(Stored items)

________________

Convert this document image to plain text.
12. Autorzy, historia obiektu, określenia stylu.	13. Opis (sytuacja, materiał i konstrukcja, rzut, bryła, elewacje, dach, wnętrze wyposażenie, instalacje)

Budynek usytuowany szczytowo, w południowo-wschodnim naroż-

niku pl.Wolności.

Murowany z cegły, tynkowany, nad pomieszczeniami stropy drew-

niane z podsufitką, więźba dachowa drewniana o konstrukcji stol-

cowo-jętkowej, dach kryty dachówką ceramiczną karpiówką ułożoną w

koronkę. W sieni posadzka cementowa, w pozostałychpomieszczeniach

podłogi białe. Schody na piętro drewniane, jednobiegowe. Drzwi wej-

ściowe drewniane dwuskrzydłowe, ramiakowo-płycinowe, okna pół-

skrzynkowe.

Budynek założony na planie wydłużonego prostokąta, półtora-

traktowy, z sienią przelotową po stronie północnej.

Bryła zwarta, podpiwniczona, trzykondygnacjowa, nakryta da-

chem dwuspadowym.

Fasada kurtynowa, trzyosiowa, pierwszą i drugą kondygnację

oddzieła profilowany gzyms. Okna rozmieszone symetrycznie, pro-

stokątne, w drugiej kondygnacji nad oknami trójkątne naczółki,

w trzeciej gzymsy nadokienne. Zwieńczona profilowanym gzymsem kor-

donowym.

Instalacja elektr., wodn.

________________

- EXERCISE PROMPT
Your task is to gather all lines from the entries above that hold the word "drewniane".

- COMPLETE RESPONSE
podłogi białe. Schody na piętro drewniane, jednobiegowe. Drzwi wej-
ściowe drewniane dwuskrzydłowe, ramiakowo-płycinowe, okna pół-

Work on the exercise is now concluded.